>> Start

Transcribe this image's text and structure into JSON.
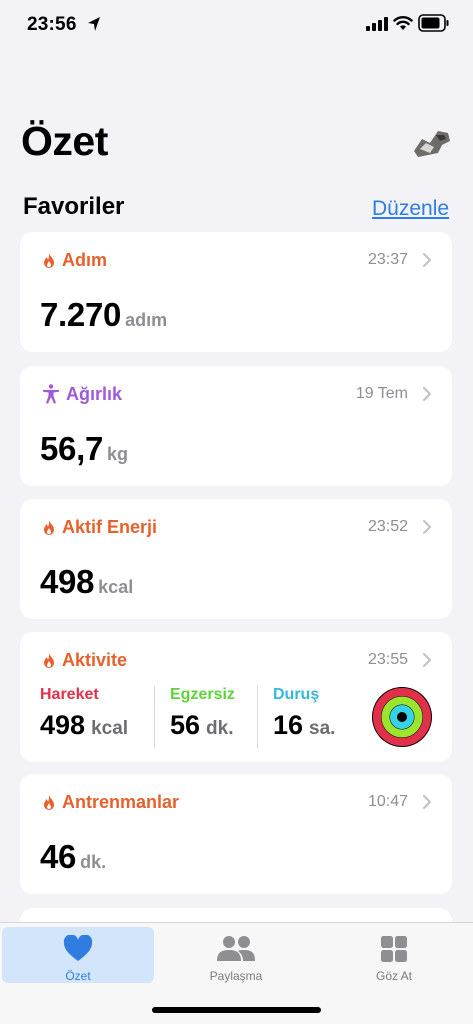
{
  "status_bar": {
    "time": "23:56"
  },
  "header": {
    "title": "Özet"
  },
  "favorites": {
    "title": "Favoriler",
    "edit_label": "Düzenle"
  },
  "cards": [
    {
      "label": "Adım",
      "time": "23:37",
      "value": "7.270",
      "unit": "adım",
      "color": "#e8602c"
    },
    {
      "label": "Ağırlık",
      "time": "19 Tem",
      "value": "56,7",
      "unit": "kg",
      "color": "#a259d9"
    },
    {
      "label": "Aktif Enerji",
      "time": "23:52",
      "value": "498",
      "unit": "kcal",
      "color": "#e8602c"
    },
    {
      "label": "Antrenmanlar",
      "time": "10:47",
      "value": "46",
      "unit": "dk.",
      "color": "#e8602c"
    }
  ],
  "activity": {
    "label": "Aktivite",
    "time": "23:55",
    "color": "#e8602c",
    "move": {
      "label": "Hareket",
      "value": "498",
      "unit": "kcal",
      "color": "#e2304a"
    },
    "exercise": {
      "label": "Egzersiz",
      "value": "56",
      "unit": "dk.",
      "color": "#5fd33a"
    },
    "stand": {
      "label": "Duruş",
      "value": "16",
      "unit": "sa.",
      "color": "#36b9d8"
    }
  },
  "tab_bar": {
    "tabs": [
      {
        "label": "Özet",
        "icon": "heart-icon",
        "active": true
      },
      {
        "label": "Paylaşma",
        "icon": "people-icon",
        "active": false
      },
      {
        "label": "Göz At",
        "icon": "grid-icon",
        "active": false
      }
    ],
    "accent": "#2f7de1"
  }
}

>> End

Pictures are to be left out; the records above must be repeated word for word.

**Written answer**
Transcribe this image's text and structure into JSON.
{
  "status_bar": {
    "time": "23:56"
  },
  "header": {
    "title": "Özet"
  },
  "favorites": {
    "title": "Favoriler",
    "edit_label": "Düzenle"
  },
  "cards": [
    {
      "label": "Adım",
      "time": "23:37",
      "value": "7.270",
      "unit": "adım",
      "color": "#e8602c"
    },
    {
      "label": "Ağırlık",
      "time": "19 Tem",
      "value": "56,7",
      "unit": "kg",
      "color": "#a259d9"
    },
    {
      "label": "Aktif Enerji",
      "time": "23:52",
      "value": "498",
      "unit": "kcal",
      "color": "#e8602c"
    },
    {
      "label": "Antrenmanlar",
      "time": "10:47",
      "value": "46",
      "unit": "dk.",
      "color": "#e8602c"
    }
  ],
  "activity": {
    "label": "Aktivite",
    "time": "23:55",
    "color": "#e8602c",
    "move": {
      "label": "Hareket",
      "value": "498",
      "unit": "kcal",
      "color": "#e2304a"
    },
    "exercise": {
      "label": "Egzersiz",
      "value": "56",
      "unit": "dk.",
      "color": "#5fd33a"
    },
    "stand": {
      "label": "Duruş",
      "value": "16",
      "unit": "sa.",
      "color": "#36b9d8"
    }
  },
  "tab_bar": {
    "tabs": [
      {
        "label": "Özet",
        "icon": "heart-icon",
        "active": true
      },
      {
        "label": "Paylaşma",
        "icon": "people-icon",
        "active": false
      },
      {
        "label": "Göz At",
        "icon": "grid-icon",
        "active": false
      }
    ],
    "accent": "#2f7de1"
  }
}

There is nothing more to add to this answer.